Transcribe the records that follow, preserving every word.
%%
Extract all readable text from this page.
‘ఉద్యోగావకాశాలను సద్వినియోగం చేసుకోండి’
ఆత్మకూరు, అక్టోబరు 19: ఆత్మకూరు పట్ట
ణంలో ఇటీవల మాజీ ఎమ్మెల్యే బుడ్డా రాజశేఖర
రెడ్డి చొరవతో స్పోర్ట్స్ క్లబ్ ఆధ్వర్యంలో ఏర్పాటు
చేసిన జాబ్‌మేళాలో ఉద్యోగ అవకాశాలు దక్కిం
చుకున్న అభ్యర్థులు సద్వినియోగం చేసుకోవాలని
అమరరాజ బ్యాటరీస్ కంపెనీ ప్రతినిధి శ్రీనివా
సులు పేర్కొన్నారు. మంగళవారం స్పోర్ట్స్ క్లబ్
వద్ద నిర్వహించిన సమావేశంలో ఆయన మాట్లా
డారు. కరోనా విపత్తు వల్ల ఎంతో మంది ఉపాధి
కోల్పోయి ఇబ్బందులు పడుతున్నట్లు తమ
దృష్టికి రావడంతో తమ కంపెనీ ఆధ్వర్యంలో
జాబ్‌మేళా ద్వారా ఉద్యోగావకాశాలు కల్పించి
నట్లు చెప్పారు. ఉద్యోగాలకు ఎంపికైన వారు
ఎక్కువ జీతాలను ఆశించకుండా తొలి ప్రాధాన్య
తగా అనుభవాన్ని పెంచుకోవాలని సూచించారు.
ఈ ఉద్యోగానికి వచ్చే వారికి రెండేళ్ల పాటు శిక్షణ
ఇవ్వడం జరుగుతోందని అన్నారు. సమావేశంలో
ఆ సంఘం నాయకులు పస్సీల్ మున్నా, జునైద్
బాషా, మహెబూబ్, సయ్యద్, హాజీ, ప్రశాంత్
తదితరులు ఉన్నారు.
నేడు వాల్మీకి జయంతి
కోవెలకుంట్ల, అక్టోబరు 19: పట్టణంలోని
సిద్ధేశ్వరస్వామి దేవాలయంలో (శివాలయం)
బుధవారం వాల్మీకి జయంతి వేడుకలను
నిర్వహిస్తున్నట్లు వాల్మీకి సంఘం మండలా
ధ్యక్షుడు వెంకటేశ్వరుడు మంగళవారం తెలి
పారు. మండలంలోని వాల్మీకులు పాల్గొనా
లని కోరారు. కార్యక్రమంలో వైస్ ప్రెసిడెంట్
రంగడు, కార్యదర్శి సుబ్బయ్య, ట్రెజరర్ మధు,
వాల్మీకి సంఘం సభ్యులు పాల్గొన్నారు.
%%
## Complete output
Extract all readable text from this page.
‘ఉద్యోగావకాశాలను సద్వినియోగం చేసుకోండి’
ఆత్మకూరు, అక్టోబరు 19: ఆత్మకూరు పట్ట
ణంలో ఇటీవల మాజీ ఎమ్మెల్యే బుడ్డా రాజశేఖర
రెడ్డి చొరవతో స్పోర్ట్స్ క్లబ్ ఆధ్వర్యంలో ఏర్పాటు
చేసిన జాబ్‌మేళాలో ఉద్యోగ అవకాశాలు దక్కిం
చుకున్న అభ్యర్థులు సద్వినియోగం చేసుకోవాలని
అమరరాజ బ్యాటరీస్ కంపెనీ ప్రతినిధి శ్రీనివా
సులు పేర్కొన్నారు. మంగళవారం స్పోర్ట్స్ క్లబ్
వద్ద నిర్వహించిన సమావేశంలో ఆయన మాట్లా
డారు. కరోనా విపత్తు వల్ల ఎంతో మంది ఉపాధి
కోల్పోయి ఇబ్బందులు పడుతున్నట్లు తమ
దృష్టికి రావడంతో తమ కంపెనీ ఆధ్వర్యంలో
జాబ్‌మేళా ద్వారా ఉద్యోగావకాశాలు కల్పించి
నట్లు చెప్పారు. ఉద్యోగాలకు ఎంపికైన వారు
ఎక్కువ జీతాలను ఆశించకుండా తొలి ప్రాధాన్య
తగా అనుభవాన్ని పెంచుకోవాలని సూచించారు.
ఈ ఉద్యోగానికి వచ్చే వారికి రెండేళ్ల పాటు శిక్షణ
ఇవ్వడం జరుగుతోందని అన్నారు. సమావేశంలో
ఆ సంఘం నాయకులు పస్సీల్ మున్నా, జునైద్
బాషా, మహెబూబ్, సయ్యద్, హాజీ, ప్రశాంత్
తదితరులు ఉన్నారు.
నేడు వాల్మీకి జయంతి
కోవెలకుంట్ల, అక్టోబరు 19: పట్టణంలోని
సిద్ధేశ్వరస్వామి దేవాలయంలో (శివాలయం)
బుధవారం వాల్మీకి జయంతి వేడుకలను
నిర్వహిస్తున్నట్లు వాల్మీకి సంఘం మండలా
ధ్యక్షుడు వెంకటేశ్వరుడు మంగళవారం తెలి
పారు. మండలంలోని వాల్మీకులు పాల్గొనా
లని కోరారు. కార్యక్రమంలో వైస్ ప్రెసిడెంట్
రంగడు, కార్యదర్శి సుబ్బయ్య, ట్రెజరర్ మధు,
వాల్మీకి సంఘం సభ్యులు పాల్గొన్నారు.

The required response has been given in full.